• [EXERCISE BRIEF]:
Narrow the data below down to the lines containing "deaf".

• [Entries taken from a collection]:
=-=-=-=-=
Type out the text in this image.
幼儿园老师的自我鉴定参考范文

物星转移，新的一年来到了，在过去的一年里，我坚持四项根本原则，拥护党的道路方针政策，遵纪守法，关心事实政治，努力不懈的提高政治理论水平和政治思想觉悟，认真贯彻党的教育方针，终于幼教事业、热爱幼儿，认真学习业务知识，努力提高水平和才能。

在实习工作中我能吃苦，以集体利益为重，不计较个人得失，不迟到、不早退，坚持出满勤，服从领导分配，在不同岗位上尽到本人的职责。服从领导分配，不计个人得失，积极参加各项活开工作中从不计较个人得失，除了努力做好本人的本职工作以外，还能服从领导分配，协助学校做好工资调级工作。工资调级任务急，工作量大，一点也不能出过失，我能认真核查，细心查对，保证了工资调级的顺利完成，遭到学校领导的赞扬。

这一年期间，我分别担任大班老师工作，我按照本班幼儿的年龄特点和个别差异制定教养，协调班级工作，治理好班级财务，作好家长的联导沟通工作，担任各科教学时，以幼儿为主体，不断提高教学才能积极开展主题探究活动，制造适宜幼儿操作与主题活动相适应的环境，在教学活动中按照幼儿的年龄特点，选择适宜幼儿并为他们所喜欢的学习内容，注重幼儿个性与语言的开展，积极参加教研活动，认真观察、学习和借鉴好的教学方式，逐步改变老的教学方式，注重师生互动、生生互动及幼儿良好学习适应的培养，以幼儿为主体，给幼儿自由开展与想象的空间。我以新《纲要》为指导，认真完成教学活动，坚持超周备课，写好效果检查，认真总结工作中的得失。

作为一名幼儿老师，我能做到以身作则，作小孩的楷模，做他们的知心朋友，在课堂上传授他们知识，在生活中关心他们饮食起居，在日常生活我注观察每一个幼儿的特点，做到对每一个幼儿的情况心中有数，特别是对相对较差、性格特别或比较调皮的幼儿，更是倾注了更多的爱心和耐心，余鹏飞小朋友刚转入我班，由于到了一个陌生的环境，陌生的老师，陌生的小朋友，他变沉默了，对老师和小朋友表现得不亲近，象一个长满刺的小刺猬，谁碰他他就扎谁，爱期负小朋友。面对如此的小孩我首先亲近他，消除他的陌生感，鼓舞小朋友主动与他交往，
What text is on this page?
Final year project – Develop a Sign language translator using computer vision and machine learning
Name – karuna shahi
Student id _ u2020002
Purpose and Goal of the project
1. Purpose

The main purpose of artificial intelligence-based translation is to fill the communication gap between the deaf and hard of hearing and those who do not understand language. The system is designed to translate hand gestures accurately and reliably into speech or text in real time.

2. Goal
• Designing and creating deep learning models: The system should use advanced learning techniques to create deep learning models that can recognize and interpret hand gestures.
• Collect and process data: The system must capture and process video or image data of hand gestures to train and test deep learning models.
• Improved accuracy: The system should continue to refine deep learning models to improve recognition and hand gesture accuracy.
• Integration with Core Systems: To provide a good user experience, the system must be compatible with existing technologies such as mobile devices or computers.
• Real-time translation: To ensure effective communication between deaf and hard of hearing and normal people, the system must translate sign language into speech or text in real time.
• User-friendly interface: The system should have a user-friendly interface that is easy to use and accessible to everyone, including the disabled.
=-=-=-=-=
• [EXERCISE RESPONSE]:
The main purpose of artificial intelligence-based translation is to fill the communication gap between the deaf and hard of hearing and those who do not understand language. The system is designed to translate hand gestures accurately and reliably into speech or text in real time.
• Real-time translation: To ensure effective communication between deaf and hard of hearing and normal people, the system must translate sign language into speech or text in real time.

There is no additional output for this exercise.